(THE EXERCISE) Search the listing below for the string "icon" and copy every line where it occurs.

[Records excerpted from a collection]
[start]

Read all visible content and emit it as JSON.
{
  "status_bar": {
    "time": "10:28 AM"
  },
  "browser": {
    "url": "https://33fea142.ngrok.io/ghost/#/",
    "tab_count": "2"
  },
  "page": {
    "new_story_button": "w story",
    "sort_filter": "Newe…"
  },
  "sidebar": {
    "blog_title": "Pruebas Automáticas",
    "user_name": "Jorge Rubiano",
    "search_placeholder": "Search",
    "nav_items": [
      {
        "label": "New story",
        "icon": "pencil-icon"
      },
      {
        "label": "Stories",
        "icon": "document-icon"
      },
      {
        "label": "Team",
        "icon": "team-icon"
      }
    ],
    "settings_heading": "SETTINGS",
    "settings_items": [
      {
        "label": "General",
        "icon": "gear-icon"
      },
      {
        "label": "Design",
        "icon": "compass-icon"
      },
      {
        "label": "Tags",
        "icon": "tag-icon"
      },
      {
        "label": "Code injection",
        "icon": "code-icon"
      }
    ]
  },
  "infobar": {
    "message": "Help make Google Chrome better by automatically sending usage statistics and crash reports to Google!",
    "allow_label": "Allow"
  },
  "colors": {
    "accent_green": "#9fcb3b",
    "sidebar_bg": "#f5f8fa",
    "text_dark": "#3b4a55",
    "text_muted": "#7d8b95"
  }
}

[end]

(ANSWER TO THE EXERCISE)
        "icon": "pencil-icon"
        "icon": "document-icon"
        "icon": "team-icon"
        "icon": "gear-icon"
        "icon": "compass-icon"
        "icon": "tag-icon"
        "icon": "code-icon"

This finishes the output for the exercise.